Dataset listings of figures
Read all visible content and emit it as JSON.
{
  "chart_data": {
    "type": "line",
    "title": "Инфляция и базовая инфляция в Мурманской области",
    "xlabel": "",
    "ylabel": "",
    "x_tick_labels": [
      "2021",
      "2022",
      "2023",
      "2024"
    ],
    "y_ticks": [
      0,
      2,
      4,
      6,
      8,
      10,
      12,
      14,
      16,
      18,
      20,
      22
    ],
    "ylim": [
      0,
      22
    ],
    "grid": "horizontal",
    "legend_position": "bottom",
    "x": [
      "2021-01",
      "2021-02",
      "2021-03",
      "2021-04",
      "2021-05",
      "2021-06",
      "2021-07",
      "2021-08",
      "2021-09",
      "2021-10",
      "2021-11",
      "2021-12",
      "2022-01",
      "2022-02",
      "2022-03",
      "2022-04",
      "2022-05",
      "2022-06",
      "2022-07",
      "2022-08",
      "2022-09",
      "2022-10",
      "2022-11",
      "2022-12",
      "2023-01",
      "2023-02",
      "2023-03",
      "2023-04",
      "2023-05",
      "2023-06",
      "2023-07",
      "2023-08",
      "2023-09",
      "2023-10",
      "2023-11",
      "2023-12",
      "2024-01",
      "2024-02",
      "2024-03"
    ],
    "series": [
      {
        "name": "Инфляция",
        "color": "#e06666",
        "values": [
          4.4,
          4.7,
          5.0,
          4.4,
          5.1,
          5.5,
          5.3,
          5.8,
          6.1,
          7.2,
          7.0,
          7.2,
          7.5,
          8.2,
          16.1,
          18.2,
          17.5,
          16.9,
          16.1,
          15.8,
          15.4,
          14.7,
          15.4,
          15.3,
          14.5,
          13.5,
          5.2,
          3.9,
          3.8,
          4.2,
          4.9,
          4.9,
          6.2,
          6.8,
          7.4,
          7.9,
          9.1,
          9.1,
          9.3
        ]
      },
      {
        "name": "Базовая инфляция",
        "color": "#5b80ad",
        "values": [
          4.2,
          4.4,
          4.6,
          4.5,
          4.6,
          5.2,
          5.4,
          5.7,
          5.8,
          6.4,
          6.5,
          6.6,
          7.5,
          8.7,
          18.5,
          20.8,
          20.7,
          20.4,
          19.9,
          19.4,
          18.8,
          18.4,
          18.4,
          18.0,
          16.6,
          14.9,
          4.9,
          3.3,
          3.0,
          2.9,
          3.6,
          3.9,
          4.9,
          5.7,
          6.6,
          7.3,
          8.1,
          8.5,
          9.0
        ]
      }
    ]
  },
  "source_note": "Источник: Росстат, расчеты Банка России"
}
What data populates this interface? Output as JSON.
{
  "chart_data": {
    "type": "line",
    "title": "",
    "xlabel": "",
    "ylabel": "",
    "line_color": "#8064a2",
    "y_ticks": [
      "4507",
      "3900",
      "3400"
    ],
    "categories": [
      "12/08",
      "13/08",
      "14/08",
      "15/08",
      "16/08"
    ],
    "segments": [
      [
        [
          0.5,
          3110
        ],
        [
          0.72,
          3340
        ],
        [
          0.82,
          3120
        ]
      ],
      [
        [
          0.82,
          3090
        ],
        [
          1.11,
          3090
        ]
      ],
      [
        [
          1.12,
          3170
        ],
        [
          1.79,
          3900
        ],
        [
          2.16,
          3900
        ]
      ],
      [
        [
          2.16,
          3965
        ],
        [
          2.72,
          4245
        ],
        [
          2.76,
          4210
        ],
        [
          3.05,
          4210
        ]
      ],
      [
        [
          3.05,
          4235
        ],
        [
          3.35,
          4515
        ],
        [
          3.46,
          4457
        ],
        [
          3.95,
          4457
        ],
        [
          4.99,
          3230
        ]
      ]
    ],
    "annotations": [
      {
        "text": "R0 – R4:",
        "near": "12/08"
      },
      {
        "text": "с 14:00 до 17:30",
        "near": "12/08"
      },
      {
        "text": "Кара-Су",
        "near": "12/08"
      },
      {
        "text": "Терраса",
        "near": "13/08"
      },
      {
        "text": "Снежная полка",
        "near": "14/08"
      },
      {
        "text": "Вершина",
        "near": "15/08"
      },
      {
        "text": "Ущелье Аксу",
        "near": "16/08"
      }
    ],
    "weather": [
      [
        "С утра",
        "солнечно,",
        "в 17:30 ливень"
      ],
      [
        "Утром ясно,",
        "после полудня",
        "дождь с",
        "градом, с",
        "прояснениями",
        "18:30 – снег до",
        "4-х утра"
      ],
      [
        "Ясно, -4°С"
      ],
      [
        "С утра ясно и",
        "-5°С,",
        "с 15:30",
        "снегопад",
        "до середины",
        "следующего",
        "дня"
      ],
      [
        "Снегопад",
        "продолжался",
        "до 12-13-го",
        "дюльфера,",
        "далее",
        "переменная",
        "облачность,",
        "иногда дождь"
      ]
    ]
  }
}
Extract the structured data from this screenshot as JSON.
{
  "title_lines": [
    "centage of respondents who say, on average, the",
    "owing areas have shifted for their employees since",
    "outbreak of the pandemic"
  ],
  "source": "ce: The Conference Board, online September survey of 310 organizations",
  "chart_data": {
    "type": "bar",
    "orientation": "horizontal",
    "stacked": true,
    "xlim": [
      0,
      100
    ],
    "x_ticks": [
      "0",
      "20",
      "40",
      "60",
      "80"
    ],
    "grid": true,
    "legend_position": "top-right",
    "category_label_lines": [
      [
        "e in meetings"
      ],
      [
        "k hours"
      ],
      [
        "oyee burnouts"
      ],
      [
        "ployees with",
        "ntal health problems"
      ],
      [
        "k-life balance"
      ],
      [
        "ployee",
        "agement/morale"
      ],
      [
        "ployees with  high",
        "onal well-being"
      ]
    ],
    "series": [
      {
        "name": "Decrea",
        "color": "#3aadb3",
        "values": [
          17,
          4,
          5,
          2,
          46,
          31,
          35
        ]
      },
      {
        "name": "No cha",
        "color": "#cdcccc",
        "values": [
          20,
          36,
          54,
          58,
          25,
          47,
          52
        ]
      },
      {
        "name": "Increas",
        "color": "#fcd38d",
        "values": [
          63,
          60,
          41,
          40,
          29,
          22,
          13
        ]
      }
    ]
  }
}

Short exercise: Send back all of the entries exactly, with nothing missing.

Result of this task:
Read all visible content and emit it as JSON.
{
  "chart_data": {
    "type": "line",
    "title": "Инфляция и базовая инфляция в Мурманской области",
    "xlabel": "",
    "ylabel": "",
    "x_tick_labels": [
      "2021",
      "2022",
      "2023",
      "2024"
    ],
    "y_ticks": [
      0,
      2,
      4,
      6,
      8,
      10,
      12,
      14,
      16,
      18,
      20,
      22
    ],
    "ylim": [
      0,
      22
    ],
    "grid": "horizontal",
    "legend_position": "bottom",
    "x": [
      "2021-01",
      "2021-02",
      "2021-03",
      "2021-04",
      "2021-05",
      "2021-06",
      "2021-07",
      "2021-08",
      "2021-09",
      "2021-10",
      "2021-11",
      "2021-12",
      "2022-01",
      "2022-02",
      "2022-03",
      "2022-04",
      "2022-05",
      "2022-06",
      "2022-07",
      "2022-08",
      "2022-09",
      "2022-10",
      "2022-11",
      "2022-12",
      "2023-01",
      "2023-02",
      "2023-03",
      "2023-04",
      "2023-05",
      "2023-06",
      "2023-07",
      "2023-08",
      "2023-09",
      "2023-10",
      "2023-11",
      "2023-12",
      "2024-01",
      "2024-02",
      "2024-03"
    ],
    "series": [
      {
        "name": "Инфляция",
        "color": "#e06666",
        "values": [
          4.4,
          4.7,
          5.0,
          4.4,
          5.1,
          5.5,
          5.3,
          5.8,
          6.1,
          7.2,
          7.0,
          7.2,
          7.5,
          8.2,
          16.1,
          18.2,
          17.5,
          16.9,
          16.1,
          15.8,
          15.4,
          14.7,
          15.4,
          15.3,
          14.5,
          13.5,
          5.2,
          3.9,
          3.8,
          4.2,
          4.9,
          4.9,
          6.2,
          6.8,
          7.4,
          7.9,
          9.1,
          9.1,
          9.3
        ]
      },
      {
        "name": "Базовая инфляция",
        "color": "#5b80ad",
        "values": [
          4.2,
          4.4,
          4.6,
          4.5,
          4.6,
          5.2,
          5.4,
          5.7,
          5.8,
          6.4,
          6.5,
          6.6,
          7.5,
          8.7,
          18.5,
          20.8,
          20.7,
          20.4,
          19.9,
          19.4,
          18.8,
          18.4,
          18.4,
          18.0,
          16.6,
          14.9,
          4.9,
          3.3,
          3.0,
          2.9,
          3.6,
          3.9,
          4.9,
          5.7,
          6.6,
          7.3,
          8.1,
          8.5,
          9.0
        ]
      }
    ]
  },
  "source_note": "Источник: Росстат, расчеты Банка России"
}
What data populates this interface? Output as JSON.
{
  "chart_data": {
    "type": "line",
    "title": "",
    "xlabel": "",
    "ylabel": "",
    "line_color": "#8064a2",
    "y_ticks": [
      "4507",
      "3900",
      "3400"
    ],
    "categories": [
      "12/08",
      "13/08",
      "14/08",
      "15/08",
      "16/08"
    ],
    "segments": [
      [
        [
          0.5,
          3110
        ],
        [
          0.72,
          3340
        ],
        [
          0.82,
          3120
        ]
      ],
      [
        [
          0.82,
          3090
        ],
        [
          1.11,
          3090
        ]
      ],
      [
        [
          1.12,
          3170
        ],
        [
          1.79,
          3900
        ],
        [
          2.16,
          3900
        ]
      ],
      [
        [
          2.16,
          3965
        ],
        [
          2.72,
          4245
        ],
        [
          2.76,
          4210
        ],
        [
          3.05,
          4210
        ]
      ],
      [
        [
          3.05,
          4235
        ],
        [
          3.35,
          4515
        ],
        [
          3.46,
          4457
        ],
        [
          3.95,
          4457
        ],
        [
          4.99,
          3230
        ]
      ]
    ],
    "annotations": [
      {
        "text": "R0 – R4:",
        "near": "12/08"
      },
      {
        "text": "с 14:00 до 17:30",
        "near": "12/08"
      },
      {
        "text": "Кара-Су",
        "near": "12/08"
      },
      {
        "text": "Терраса",
        "near": "13/08"
      },
      {
        "text": "Снежная полка",
        "near": "14/08"
      },
      {
        "text": "Вершина",
        "near": "15/08"
      },
      {
        "text": "Ущелье Аксу",
        "near": "16/08"
      }
    ],
    "weather": [
      [
        "С утра",
        "солнечно,",
        "в 17:30 ливень"
      ],
      [
        "Утром ясно,",
        "после полудня",
        "дождь с",
        "градом, с",
        "прояснениями",
        "18:30 – снег до",
        "4-х утра"
      ],
      [
        "Ясно, -4°С"
      ],
      [
        "С утра ясно и",
        "-5°С,",
        "с 15:30",
        "снегопад",
        "до середины",
        "следующего",
        "дня"
      ],
      [
        "Снегопад",
        "продолжался",
        "до 12-13-го",
        "дюльфера,",
        "далее",
        "переменная",
        "облачность,",
        "иногда дождь"
      ]
    ]
  }
}
Extract the structured data from this screenshot as JSON.
{
  "title_lines": [
    "centage of respondents who say, on average, the",
    "owing areas have shifted for their employees since",
    "outbreak of the pandemic"
  ],
  "source": "ce: The Conference Board, online September survey of 310 organizations",
  "chart_data": {
    "type": "bar",
    "orientation": "horizontal",
    "stacked": true,
    "xlim": [
      0,
      100
    ],
    "x_ticks": [
      "0",
      "20",
      "40",
      "60",
      "80"
    ],
    "grid": true,
    "legend_position": "top-right",
    "category_label_lines": [
      [
        "e in meetings"
      ],
      [
        "k hours"
      ],
      [
        "oyee burnouts"
      ],
      [
        "ployees with",
        "ntal health problems"
      ],
      [
        "k-life balance"
      ],
      [
        "ployee",
        "agement/morale"
      ],
      [
        "ployees with  high",
        "onal well-being"
      ]
    ],
    "series": [
      {
        "name": "Decrea",
        "color": "#3aadb3",
        "values": [
          17,
          4,
          5,
          2,
          46,
          31,
          35
        ]
      },
      {
        "name": "No cha",
        "color": "#cdcccc",
        "values": [
          20,
          36,
          54,
          58,
          25,
          47,
          52
        ]
      },
      {
        "name": "Increas",
        "color": "#fcd38d",
        "values": [
          63,
          60,
          41,
          40,
          29,
          22,
          13
        ]
      }
    ]
  }
}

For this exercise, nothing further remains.